>>>>

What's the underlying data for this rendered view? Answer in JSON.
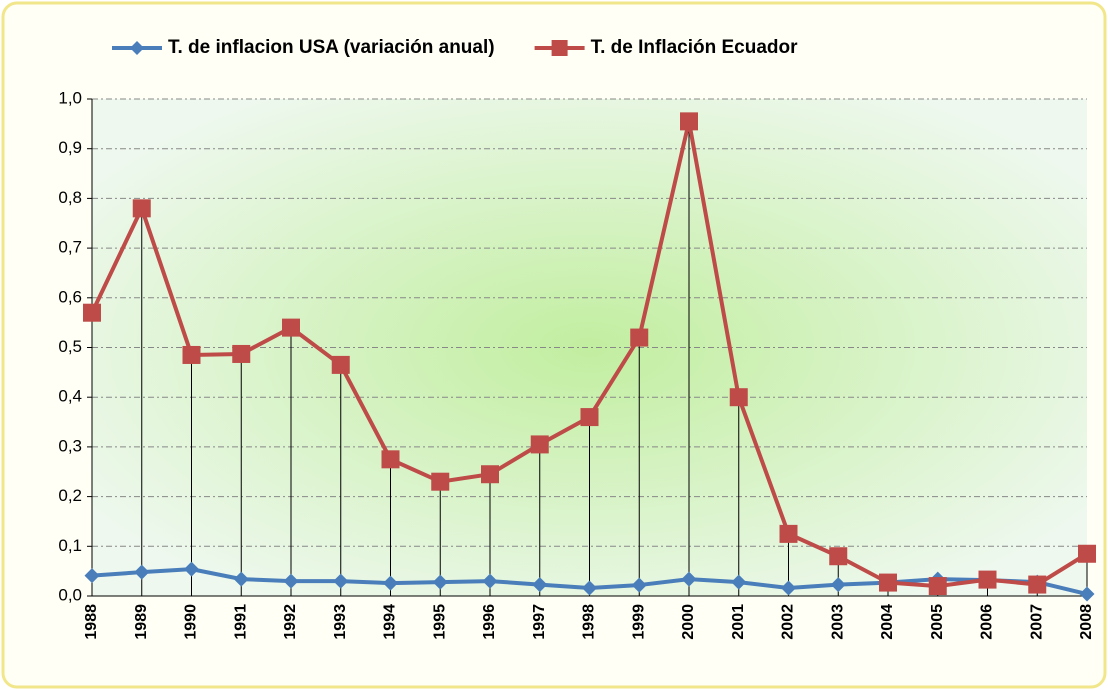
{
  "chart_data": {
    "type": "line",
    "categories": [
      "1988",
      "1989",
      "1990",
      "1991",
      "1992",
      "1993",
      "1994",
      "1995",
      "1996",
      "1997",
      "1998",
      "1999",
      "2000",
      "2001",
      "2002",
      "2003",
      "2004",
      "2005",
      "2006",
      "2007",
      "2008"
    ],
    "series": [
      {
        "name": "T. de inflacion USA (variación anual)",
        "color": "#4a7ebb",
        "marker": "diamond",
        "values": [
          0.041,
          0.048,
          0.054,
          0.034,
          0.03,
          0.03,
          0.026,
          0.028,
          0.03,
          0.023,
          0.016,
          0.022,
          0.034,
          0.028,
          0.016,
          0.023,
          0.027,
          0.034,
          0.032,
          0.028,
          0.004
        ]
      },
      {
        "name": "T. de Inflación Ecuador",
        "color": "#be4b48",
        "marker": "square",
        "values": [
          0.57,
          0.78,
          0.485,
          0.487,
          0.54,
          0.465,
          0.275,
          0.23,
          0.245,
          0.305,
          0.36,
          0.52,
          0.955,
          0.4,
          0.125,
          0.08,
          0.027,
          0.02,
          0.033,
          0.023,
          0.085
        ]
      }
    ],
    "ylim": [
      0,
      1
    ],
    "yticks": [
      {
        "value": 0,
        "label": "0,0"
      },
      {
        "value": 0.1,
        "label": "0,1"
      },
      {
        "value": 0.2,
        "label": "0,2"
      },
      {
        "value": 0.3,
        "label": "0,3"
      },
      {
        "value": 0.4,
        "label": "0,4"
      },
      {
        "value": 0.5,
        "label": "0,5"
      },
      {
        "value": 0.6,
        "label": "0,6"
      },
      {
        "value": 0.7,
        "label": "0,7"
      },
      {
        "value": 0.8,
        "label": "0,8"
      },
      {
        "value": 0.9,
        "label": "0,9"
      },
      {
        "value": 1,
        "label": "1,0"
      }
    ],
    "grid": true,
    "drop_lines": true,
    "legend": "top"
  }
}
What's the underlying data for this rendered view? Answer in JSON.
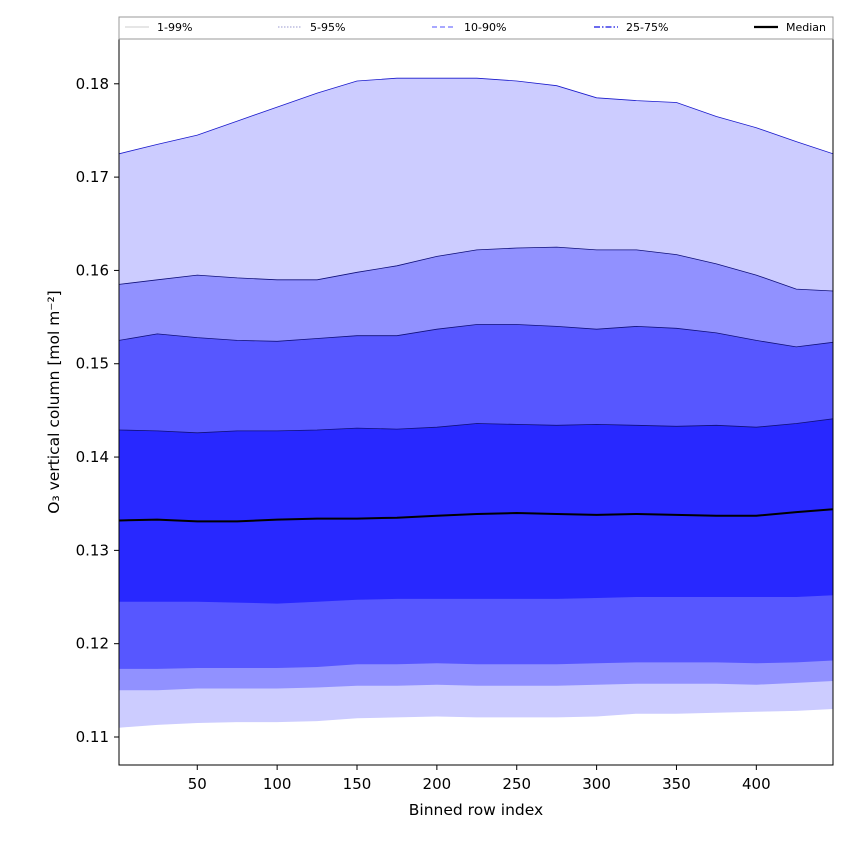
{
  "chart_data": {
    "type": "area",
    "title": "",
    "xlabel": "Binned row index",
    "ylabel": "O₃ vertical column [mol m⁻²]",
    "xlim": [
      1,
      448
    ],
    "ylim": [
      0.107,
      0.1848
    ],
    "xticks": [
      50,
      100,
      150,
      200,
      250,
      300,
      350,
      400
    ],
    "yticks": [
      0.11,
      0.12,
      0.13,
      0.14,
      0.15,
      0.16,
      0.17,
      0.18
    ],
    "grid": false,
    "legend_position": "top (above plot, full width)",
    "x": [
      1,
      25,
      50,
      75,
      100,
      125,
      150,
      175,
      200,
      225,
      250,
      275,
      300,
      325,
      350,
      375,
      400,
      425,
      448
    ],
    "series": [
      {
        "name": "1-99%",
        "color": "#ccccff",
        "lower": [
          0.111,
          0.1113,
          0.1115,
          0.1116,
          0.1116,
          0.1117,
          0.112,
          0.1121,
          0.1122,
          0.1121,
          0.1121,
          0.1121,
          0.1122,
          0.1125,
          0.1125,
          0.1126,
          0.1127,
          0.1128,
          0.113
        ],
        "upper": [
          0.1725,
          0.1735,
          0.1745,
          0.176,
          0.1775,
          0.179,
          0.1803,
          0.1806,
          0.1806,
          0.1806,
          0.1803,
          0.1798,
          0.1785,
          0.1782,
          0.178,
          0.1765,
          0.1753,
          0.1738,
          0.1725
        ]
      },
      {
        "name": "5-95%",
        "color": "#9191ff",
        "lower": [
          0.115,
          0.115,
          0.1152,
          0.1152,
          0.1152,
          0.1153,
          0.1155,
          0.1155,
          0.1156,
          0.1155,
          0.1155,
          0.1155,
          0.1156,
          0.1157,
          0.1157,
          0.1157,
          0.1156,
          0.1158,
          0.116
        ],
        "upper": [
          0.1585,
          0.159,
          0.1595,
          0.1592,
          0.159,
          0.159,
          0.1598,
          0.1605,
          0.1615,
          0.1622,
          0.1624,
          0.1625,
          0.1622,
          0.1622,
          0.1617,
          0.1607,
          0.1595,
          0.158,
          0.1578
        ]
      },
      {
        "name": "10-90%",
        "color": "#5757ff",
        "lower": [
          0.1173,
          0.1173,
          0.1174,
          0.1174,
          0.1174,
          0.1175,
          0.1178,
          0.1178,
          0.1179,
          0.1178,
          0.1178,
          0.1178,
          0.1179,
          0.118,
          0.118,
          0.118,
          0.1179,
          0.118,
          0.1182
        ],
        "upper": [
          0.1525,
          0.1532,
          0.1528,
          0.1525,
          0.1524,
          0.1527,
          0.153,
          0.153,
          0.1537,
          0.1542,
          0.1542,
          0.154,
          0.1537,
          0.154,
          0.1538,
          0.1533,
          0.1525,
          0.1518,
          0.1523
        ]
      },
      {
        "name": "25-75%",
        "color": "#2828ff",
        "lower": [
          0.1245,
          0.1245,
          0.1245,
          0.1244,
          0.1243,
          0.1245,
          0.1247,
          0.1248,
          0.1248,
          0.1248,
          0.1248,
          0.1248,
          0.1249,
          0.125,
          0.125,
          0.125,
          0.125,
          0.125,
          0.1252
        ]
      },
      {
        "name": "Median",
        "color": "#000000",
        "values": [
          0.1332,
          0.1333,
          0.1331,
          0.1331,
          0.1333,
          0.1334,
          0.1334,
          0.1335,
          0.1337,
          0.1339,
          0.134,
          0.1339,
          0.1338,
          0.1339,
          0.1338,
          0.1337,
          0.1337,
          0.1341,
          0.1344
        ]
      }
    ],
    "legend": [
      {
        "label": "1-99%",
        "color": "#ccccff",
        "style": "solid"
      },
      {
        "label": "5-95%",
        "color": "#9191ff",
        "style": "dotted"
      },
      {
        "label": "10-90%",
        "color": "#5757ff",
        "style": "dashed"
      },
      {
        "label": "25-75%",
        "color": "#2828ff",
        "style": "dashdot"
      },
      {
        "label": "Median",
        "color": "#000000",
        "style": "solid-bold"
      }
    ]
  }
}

<<<<
>>>>

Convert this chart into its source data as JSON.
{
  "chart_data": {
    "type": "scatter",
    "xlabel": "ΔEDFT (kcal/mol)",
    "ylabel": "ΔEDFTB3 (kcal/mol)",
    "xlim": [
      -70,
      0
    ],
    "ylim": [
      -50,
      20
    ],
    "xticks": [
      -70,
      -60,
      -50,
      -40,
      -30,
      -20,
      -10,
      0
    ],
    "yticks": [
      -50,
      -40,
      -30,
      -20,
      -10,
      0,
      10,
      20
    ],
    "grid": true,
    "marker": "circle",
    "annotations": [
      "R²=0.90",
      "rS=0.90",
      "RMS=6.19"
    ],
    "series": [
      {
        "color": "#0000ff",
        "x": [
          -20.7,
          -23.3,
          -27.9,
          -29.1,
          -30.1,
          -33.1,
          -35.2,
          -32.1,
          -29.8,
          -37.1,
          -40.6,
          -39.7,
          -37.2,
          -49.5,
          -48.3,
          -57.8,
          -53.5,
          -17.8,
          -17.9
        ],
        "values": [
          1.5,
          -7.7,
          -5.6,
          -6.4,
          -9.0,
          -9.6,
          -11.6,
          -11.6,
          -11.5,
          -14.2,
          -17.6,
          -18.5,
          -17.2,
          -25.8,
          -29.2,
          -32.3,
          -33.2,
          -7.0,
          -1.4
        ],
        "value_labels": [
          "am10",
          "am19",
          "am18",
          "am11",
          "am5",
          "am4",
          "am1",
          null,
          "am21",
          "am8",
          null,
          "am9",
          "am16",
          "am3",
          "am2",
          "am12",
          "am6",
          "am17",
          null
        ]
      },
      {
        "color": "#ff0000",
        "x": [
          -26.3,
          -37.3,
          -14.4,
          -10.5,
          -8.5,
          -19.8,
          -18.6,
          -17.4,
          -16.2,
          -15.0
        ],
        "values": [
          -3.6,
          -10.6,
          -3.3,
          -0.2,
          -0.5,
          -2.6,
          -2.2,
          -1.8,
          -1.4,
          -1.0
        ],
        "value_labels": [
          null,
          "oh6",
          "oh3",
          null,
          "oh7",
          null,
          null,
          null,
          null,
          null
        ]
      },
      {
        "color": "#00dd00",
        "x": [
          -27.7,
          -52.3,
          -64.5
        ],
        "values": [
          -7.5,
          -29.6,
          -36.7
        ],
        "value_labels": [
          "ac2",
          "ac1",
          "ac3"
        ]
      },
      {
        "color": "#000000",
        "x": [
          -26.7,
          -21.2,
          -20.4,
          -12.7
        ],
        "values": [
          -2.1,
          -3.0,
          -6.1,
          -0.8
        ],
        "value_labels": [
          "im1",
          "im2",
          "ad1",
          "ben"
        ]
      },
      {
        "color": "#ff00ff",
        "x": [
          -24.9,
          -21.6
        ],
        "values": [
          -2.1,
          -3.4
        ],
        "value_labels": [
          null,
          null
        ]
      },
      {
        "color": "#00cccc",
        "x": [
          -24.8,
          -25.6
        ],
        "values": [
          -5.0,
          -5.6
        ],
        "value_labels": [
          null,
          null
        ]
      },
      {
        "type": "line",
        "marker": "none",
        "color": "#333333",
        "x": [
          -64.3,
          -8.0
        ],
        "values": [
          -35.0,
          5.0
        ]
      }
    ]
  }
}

<<<<
>>>>

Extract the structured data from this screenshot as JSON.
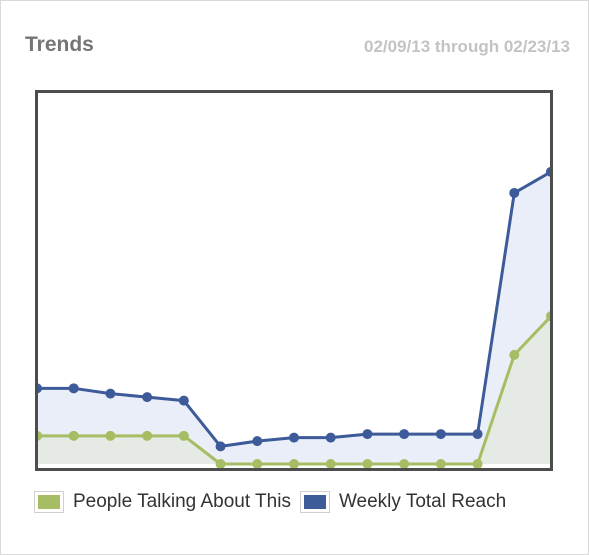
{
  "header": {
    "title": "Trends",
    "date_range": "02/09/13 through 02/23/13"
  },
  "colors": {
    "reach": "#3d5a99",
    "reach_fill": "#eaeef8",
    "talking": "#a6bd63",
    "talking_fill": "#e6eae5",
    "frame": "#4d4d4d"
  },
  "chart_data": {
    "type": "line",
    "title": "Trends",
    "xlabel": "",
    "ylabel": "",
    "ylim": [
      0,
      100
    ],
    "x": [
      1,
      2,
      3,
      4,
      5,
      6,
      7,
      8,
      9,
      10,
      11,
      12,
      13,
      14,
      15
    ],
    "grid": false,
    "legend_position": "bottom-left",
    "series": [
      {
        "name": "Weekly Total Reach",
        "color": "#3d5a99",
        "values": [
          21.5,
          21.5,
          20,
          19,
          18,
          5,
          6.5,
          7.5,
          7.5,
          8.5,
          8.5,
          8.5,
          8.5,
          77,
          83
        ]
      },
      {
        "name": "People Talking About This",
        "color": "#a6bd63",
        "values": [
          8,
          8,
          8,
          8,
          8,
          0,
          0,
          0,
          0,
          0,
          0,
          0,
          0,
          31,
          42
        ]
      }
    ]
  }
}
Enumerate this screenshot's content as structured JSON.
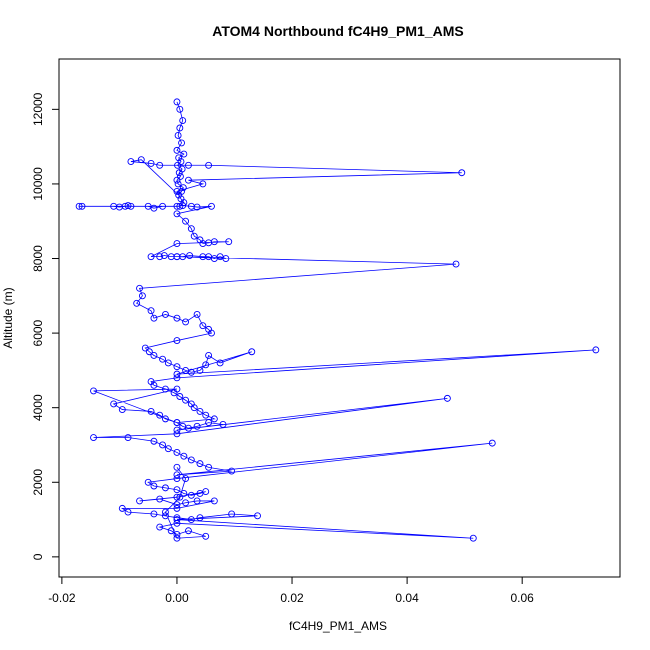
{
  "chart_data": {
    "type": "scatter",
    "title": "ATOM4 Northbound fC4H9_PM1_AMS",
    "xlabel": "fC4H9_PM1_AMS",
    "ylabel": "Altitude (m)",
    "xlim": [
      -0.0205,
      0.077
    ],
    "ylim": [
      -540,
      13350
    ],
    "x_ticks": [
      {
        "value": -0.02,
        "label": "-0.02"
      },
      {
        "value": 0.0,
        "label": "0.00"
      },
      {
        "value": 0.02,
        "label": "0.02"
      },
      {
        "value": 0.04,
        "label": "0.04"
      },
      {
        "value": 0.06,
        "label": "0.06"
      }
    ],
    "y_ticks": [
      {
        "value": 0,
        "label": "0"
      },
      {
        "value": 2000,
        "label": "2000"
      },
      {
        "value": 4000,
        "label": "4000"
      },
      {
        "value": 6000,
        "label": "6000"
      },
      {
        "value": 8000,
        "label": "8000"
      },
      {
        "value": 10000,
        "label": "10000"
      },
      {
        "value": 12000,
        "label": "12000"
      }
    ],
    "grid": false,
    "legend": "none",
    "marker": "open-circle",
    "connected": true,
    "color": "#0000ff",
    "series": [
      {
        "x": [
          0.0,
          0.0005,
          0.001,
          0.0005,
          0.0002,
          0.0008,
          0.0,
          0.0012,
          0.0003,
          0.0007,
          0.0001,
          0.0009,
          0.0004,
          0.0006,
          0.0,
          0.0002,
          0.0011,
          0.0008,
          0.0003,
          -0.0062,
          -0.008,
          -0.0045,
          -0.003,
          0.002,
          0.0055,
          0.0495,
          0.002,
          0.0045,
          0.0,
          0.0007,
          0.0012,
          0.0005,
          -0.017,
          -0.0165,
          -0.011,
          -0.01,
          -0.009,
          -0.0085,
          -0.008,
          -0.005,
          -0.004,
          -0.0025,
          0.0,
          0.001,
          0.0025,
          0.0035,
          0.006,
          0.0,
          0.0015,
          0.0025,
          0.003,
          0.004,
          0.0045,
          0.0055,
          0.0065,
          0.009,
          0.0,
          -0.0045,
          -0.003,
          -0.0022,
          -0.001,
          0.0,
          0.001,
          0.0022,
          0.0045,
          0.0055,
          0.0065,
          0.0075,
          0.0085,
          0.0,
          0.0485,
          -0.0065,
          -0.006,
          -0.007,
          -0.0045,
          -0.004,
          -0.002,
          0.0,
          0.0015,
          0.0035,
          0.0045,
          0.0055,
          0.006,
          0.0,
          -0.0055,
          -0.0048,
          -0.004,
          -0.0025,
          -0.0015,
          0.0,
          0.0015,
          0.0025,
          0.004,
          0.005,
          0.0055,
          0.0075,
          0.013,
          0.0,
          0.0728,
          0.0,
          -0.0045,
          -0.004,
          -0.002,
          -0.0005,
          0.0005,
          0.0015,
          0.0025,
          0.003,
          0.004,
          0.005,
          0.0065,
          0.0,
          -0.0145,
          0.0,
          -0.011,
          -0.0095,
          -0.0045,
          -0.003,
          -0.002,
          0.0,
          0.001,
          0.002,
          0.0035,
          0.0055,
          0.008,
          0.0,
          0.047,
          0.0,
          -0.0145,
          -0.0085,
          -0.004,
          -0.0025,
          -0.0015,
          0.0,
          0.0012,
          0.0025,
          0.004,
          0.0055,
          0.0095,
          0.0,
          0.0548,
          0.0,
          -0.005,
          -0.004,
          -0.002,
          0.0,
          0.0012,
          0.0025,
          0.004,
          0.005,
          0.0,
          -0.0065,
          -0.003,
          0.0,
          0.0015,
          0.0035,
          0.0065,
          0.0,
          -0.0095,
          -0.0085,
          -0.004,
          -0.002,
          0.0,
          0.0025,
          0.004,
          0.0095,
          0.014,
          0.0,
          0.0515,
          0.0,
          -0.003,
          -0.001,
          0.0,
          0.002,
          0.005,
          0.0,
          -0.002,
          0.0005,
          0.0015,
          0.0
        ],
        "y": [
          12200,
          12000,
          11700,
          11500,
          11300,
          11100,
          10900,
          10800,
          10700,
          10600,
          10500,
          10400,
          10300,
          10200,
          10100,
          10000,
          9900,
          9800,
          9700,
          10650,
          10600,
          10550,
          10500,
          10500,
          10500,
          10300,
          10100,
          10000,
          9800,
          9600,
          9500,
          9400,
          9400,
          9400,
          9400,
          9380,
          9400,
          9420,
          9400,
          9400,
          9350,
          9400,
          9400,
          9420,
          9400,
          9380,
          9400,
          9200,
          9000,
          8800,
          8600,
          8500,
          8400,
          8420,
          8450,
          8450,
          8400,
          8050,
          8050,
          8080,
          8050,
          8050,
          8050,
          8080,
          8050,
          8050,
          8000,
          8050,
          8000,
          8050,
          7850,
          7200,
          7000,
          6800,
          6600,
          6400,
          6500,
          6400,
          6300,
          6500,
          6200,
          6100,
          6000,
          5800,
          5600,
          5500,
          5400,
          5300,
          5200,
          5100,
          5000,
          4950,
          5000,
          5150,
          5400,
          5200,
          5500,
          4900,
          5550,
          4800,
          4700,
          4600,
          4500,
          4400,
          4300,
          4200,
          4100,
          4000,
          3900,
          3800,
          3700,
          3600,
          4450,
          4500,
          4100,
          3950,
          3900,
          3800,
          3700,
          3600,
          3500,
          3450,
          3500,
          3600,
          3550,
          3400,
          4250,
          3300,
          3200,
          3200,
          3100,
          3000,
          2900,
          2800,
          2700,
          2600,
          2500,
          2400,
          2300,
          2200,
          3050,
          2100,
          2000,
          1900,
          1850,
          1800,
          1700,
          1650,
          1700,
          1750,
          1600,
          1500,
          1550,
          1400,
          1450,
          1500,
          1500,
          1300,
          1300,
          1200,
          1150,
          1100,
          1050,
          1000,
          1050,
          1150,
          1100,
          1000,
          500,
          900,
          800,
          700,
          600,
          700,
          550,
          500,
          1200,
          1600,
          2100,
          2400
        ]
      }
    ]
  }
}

<<<<

- REQUIRED WORK: Check each line above for the word "screenshot" and say how many have it, with nothing else.

- REPLY TO THE TASK: 2